**Work to complete:** Your reply should be a single number: how many lines contain the string "altres".
>> start
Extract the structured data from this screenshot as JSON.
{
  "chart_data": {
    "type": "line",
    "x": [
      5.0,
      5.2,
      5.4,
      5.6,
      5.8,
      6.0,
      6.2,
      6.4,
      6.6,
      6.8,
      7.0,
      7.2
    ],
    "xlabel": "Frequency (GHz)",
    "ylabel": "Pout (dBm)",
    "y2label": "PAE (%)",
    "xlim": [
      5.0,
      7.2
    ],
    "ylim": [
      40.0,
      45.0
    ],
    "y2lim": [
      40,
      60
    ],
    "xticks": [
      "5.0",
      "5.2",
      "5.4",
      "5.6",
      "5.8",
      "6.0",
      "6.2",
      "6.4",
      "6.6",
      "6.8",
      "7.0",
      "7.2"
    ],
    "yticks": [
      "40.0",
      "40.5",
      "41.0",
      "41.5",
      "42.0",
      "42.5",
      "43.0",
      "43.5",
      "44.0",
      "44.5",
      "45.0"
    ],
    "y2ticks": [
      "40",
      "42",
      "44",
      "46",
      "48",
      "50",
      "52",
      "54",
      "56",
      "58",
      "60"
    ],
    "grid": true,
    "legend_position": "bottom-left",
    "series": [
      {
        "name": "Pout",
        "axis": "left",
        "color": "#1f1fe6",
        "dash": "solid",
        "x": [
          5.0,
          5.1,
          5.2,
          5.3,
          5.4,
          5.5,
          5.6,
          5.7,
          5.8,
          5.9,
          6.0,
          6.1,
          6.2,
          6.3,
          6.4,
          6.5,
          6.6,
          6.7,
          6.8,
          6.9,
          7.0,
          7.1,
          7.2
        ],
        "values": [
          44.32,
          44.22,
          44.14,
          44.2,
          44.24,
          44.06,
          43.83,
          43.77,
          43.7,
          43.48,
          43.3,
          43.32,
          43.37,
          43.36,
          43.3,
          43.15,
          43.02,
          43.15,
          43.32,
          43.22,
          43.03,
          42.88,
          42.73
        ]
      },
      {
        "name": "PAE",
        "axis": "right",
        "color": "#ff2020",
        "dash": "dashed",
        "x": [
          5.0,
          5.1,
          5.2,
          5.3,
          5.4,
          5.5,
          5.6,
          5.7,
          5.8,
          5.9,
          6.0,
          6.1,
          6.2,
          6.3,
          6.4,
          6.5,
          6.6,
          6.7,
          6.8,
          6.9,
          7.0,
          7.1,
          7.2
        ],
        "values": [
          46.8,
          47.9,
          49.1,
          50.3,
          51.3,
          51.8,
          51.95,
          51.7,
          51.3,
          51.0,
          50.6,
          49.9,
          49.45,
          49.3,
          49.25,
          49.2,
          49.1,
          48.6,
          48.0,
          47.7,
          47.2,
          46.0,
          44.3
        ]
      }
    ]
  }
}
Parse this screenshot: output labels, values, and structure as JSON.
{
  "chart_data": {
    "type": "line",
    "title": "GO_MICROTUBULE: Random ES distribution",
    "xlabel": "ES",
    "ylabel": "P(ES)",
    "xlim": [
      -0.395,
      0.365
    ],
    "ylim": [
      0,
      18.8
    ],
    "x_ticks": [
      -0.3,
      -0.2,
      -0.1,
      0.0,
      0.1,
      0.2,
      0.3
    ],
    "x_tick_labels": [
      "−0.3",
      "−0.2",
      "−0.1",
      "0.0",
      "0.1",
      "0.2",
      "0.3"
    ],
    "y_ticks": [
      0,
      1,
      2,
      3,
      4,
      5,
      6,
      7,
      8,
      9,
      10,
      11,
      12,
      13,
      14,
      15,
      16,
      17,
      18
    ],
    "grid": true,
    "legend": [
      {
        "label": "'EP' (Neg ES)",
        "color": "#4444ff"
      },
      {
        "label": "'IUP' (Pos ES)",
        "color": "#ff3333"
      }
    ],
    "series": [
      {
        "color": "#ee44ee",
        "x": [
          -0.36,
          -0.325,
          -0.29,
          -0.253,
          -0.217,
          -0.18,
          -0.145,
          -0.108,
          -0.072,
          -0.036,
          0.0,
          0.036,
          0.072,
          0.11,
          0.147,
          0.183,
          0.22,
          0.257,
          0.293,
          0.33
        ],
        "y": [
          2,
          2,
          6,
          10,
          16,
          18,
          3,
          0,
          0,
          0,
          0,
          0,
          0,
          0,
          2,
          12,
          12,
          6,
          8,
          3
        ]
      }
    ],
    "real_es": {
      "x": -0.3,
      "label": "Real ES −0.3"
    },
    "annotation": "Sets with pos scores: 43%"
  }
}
>> end
>> start
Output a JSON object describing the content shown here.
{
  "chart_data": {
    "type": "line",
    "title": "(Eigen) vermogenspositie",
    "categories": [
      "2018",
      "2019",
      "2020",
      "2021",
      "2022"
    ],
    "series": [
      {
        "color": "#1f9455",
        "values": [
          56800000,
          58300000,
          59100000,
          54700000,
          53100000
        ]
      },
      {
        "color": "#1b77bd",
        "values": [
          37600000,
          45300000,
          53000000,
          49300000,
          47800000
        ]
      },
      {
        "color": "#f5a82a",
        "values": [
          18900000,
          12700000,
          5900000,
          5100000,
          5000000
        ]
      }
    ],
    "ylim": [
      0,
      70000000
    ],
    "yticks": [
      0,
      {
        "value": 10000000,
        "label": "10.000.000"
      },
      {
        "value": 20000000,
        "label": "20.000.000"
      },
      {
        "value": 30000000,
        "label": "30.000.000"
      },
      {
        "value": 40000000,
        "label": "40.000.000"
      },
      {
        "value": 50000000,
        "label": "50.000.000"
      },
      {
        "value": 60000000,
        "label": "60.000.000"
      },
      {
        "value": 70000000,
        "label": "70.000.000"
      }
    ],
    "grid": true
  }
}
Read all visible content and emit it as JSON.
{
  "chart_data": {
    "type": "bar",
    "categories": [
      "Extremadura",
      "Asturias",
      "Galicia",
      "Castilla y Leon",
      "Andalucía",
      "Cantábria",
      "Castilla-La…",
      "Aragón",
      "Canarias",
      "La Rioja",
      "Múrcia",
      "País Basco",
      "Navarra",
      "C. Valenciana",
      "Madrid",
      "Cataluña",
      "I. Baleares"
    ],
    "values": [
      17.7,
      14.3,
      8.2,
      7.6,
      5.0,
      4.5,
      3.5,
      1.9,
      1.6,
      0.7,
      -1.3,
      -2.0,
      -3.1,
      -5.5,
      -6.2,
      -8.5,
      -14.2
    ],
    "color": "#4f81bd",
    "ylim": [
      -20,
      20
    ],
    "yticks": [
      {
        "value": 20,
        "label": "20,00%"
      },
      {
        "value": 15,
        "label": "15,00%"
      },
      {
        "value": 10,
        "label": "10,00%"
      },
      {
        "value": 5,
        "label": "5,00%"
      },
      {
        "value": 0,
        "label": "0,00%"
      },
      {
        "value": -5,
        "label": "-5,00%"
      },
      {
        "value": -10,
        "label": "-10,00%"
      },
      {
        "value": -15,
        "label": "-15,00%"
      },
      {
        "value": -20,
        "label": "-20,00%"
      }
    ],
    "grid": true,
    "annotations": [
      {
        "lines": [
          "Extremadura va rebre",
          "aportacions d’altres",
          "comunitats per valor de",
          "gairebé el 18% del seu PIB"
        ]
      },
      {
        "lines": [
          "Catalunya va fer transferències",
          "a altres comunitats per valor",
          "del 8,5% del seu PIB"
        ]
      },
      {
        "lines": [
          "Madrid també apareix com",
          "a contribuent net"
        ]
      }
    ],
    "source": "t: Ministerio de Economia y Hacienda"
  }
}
>> end
>> start
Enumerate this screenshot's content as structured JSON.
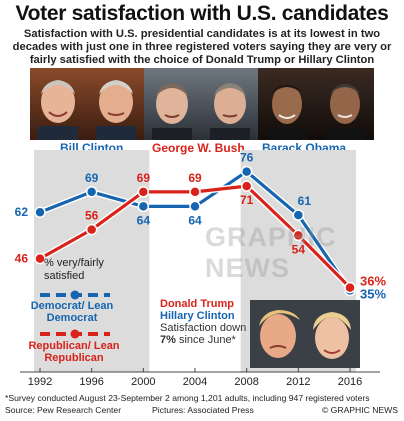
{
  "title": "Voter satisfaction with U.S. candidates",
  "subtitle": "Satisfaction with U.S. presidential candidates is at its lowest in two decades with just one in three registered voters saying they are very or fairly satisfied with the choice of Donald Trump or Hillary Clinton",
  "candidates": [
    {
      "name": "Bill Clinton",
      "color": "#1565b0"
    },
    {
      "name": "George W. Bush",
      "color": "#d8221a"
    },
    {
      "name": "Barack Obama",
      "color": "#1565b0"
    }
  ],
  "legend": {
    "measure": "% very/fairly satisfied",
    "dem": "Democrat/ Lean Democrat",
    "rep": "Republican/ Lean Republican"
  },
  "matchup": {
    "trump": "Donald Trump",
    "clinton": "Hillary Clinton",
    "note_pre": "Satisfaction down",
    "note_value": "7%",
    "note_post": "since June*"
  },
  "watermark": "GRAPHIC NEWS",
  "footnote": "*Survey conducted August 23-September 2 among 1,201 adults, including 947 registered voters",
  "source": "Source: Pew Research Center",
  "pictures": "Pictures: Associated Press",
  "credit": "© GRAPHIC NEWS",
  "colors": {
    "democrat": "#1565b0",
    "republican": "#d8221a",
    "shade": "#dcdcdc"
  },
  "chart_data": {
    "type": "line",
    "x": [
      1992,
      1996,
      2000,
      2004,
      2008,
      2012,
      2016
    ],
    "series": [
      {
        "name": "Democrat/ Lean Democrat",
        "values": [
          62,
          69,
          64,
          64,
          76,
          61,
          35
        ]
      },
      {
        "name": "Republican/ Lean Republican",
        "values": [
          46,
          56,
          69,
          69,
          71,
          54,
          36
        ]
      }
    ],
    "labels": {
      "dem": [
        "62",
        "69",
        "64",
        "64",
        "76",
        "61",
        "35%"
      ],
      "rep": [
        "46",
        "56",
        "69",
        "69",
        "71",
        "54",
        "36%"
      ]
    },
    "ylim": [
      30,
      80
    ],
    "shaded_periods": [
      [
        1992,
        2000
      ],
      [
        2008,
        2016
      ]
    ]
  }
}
>> end
**The reply:** 2